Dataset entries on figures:
********

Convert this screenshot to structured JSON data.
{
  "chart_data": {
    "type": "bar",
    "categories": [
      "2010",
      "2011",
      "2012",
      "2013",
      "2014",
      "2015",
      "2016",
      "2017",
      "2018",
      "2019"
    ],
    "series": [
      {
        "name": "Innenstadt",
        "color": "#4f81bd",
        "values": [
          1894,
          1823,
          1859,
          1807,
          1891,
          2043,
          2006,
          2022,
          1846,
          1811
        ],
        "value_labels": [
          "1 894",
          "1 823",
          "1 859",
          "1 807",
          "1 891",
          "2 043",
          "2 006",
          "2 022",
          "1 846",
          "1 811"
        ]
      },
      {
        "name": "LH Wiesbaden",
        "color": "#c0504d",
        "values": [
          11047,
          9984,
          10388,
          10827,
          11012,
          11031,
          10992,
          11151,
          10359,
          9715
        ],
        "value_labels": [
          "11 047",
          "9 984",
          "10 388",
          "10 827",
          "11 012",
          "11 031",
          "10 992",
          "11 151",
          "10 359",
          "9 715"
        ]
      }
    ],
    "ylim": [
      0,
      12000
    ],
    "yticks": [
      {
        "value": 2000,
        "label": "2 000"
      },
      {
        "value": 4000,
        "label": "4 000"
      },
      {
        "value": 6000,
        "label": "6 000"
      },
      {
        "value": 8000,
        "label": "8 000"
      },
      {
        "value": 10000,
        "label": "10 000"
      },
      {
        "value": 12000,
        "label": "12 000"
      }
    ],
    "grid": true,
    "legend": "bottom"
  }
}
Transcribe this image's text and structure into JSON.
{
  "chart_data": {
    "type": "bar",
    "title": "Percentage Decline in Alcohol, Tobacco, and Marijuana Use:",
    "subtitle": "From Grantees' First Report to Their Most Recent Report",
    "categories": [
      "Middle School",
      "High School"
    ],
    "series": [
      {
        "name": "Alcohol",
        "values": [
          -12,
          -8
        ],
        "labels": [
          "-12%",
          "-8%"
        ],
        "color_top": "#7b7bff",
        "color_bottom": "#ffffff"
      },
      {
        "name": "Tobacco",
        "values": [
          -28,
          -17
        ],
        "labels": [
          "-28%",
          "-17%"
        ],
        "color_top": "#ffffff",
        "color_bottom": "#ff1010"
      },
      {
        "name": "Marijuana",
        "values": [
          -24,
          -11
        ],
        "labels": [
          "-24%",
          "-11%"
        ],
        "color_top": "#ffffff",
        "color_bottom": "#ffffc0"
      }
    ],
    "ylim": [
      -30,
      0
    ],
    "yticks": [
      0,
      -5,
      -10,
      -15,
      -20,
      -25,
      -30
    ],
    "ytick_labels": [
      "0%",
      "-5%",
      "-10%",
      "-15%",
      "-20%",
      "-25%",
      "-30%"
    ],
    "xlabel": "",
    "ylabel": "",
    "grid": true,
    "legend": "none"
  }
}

********

**Task instructions**
Set out the complete listing exactly as shown.

**The answer**
Convert this screenshot to structured JSON data.
{
  "chart_data": {
    "type": "bar",
    "categories": [
      "2010",
      "2011",
      "2012",
      "2013",
      "2014",
      "2015",
      "2016",
      "2017",
      "2018",
      "2019"
    ],
    "series": [
      {
        "name": "Innenstadt",
        "color": "#4f81bd",
        "values": [
          1894,
          1823,
          1859,
          1807,
          1891,
          2043,
          2006,
          2022,
          1846,
          1811
        ],
        "value_labels": [
          "1 894",
          "1 823",
          "1 859",
          "1 807",
          "1 891",
          "2 043",
          "2 006",
          "2 022",
          "1 846",
          "1 811"
        ]
      },
      {
        "name": "LH Wiesbaden",
        "color": "#c0504d",
        "values": [
          11047,
          9984,
          10388,
          10827,
          11012,
          11031,
          10992,
          11151,
          10359,
          9715
        ],
        "value_labels": [
          "11 047",
          "9 984",
          "10 388",
          "10 827",
          "11 012",
          "11 031",
          "10 992",
          "11 151",
          "10 359",
          "9 715"
        ]
      }
    ],
    "ylim": [
      0,
      12000
    ],
    "yticks": [
      {
        "value": 2000,
        "label": "2 000"
      },
      {
        "value": 4000,
        "label": "4 000"
      },
      {
        "value": 6000,
        "label": "6 000"
      },
      {
        "value": 8000,
        "label": "8 000"
      },
      {
        "value": 10000,
        "label": "10 000"
      },
      {
        "value": 12000,
        "label": "12 000"
      }
    ],
    "grid": true,
    "legend": "bottom"
  }
}
Transcribe this image's text and structure into JSON.
{
  "chart_data": {
    "type": "bar",
    "title": "Percentage Decline in Alcohol, Tobacco, and Marijuana Use:",
    "subtitle": "From Grantees' First Report to Their Most Recent Report",
    "categories": [
      "Middle School",
      "High School"
    ],
    "series": [
      {
        "name": "Alcohol",
        "values": [
          -12,
          -8
        ],
        "labels": [
          "-12%",
          "-8%"
        ],
        "color_top": "#7b7bff",
        "color_bottom": "#ffffff"
      },
      {
        "name": "Tobacco",
        "values": [
          -28,
          -17
        ],
        "labels": [
          "-28%",
          "-17%"
        ],
        "color_top": "#ffffff",
        "color_bottom": "#ff1010"
      },
      {
        "name": "Marijuana",
        "values": [
          -24,
          -11
        ],
        "labels": [
          "-24%",
          "-11%"
        ],
        "color_top": "#ffffff",
        "color_bottom": "#ffffc0"
      }
    ],
    "ylim": [
      -30,
      0
    ],
    "yticks": [
      0,
      -5,
      -10,
      -15,
      -20,
      -25,
      -30
    ],
    "ytick_labels": [
      "0%",
      "-5%",
      "-10%",
      "-15%",
      "-20%",
      "-25%",
      "-30%"
    ],
    "xlabel": "",
    "ylabel": "",
    "grid": true,
    "legend": "none"
  }
}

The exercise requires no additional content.